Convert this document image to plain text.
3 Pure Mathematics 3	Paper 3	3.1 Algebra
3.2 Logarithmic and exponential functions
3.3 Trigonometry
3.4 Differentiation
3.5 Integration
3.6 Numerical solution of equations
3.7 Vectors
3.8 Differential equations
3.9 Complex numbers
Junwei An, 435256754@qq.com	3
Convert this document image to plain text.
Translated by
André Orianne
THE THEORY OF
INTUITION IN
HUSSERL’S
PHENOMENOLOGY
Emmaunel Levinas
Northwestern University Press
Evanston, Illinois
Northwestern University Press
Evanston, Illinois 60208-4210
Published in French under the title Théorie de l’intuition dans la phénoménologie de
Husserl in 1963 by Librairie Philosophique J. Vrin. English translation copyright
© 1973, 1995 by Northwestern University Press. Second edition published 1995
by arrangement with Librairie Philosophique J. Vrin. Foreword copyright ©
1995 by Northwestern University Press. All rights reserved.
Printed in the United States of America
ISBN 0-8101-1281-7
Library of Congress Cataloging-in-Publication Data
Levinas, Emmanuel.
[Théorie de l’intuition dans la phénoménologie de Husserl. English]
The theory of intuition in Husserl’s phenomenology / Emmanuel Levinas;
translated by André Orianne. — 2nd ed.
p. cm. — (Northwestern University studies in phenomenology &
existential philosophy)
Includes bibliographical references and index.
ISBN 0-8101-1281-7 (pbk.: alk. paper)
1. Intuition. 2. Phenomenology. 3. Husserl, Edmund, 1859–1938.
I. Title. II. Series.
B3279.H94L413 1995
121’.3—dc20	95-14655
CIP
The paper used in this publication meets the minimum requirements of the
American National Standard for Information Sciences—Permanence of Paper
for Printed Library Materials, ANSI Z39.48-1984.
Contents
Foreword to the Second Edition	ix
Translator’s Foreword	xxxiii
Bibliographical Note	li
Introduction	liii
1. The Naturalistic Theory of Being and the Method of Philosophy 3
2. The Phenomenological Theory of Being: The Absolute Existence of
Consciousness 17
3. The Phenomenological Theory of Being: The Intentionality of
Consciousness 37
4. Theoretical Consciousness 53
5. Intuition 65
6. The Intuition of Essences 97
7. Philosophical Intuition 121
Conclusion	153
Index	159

------------------------------------------------

PROBLEM DESCRIPTION:
Give the records above again, word for word.

OUTPUT FOR THIS TASK:
Convert this document image to plain text.
3 Pure Mathematics 3	Paper 3	3.1 Algebra
3.2 Logarithmic and exponential functions
3.3 Trigonometry
3.4 Differentiation
3.5 Integration
3.6 Numerical solution of equations
3.7 Vectors
3.8 Differential equations
3.9 Complex numbers
Junwei An, 435256754@qq.com	3
Convert this document image to plain text.
Translated by
André Orianne
THE THEORY OF
INTUITION IN
HUSSERL’S
PHENOMENOLOGY
Emmaunel Levinas
Northwestern University Press
Evanston, Illinois
Northwestern University Press
Evanston, Illinois 60208-4210
Published in French under the title Théorie de l’intuition dans la phénoménologie de
Husserl in 1963 by Librairie Philosophique J. Vrin. English translation copyright
© 1973, 1995 by Northwestern University Press. Second edition published 1995
by arrangement with Librairie Philosophique J. Vrin. Foreword copyright ©
1995 by Northwestern University Press. All rights reserved.
Printed in the United States of America
ISBN 0-8101-1281-7
Library of Congress Cataloging-in-Publication Data
Levinas, Emmanuel.
[Théorie de l’intuition dans la phénoménologie de Husserl. English]
The theory of intuition in Husserl’s phenomenology / Emmanuel Levinas;
translated by André Orianne. — 2nd ed.
p. cm. — (Northwestern University studies in phenomenology &
existential philosophy)
Includes bibliographical references and index.
ISBN 0-8101-1281-7 (pbk.: alk. paper)
1. Intuition. 2. Phenomenology. 3. Husserl, Edmund, 1859–1938.
I. Title. II. Series.
B3279.H94L413 1995
121’.3—dc20	95-14655
CIP
The paper used in this publication meets the minimum requirements of the
American National Standard for Information Sciences—Permanence of Paper
for Printed Library Materials, ANSI Z39.48-1984.
Contents
Foreword to the Second Edition	ix
Translator’s Foreword	xxxiii
Bibliographical Note	li
Introduction	liii
1. The Naturalistic Theory of Being and the Method of Philosophy 3
2. The Phenomenological Theory of Being: The Absolute Existence of
Consciousness 17
3. The Phenomenological Theory of Being: The Intentionality of
Consciousness 37
4. Theoretical Consciousness 53
5. Intuition 65
6. The Intuition of Essences 97
7. Philosophical Intuition 121
Conclusion	153
Index	159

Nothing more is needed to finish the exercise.